The problem:
The entries below are to be written out again without alteration.

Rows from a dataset
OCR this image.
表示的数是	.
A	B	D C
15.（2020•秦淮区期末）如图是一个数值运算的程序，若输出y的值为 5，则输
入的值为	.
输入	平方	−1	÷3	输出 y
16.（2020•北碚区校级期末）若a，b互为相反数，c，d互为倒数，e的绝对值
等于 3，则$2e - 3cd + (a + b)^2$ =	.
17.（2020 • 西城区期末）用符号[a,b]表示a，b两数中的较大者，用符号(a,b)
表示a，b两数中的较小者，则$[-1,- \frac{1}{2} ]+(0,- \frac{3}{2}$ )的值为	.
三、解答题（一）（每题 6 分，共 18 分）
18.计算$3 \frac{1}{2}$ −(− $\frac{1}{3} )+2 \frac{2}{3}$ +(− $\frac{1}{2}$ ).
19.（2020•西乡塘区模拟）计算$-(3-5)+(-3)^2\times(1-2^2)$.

Completed task:
OCR this image.
表示的数是	.
A	B	D C
15.（2020•秦淮区期末）如图是一个数值运算的程序，若输出y的值为 5，则输
入的值为	.
输入	平方	−1	÷3	输出 y
16.（2020•北碚区校级期末）若a，b互为相反数，c，d互为倒数，e的绝对值
等于 3，则$2e - 3cd + (a + b)^2$ =	.
17.（2020 • 西城区期末）用符号[a,b]表示a，b两数中的较大者，用符号(a,b)
表示a，b两数中的较小者，则$[-1,- \frac{1}{2} ]+(0,- \frac{3}{2}$ )的值为	.
三、解答题（一）（每题 6 分，共 18 分）
18.计算$3 \frac{1}{2}$ −(− $\frac{1}{3} )+2 \frac{2}{3}$ +(− $\frac{1}{2}$ ).
19.（2020•西乡塘区模拟）计算$-(3-5)+(-3)^2\times(1-2^2)$.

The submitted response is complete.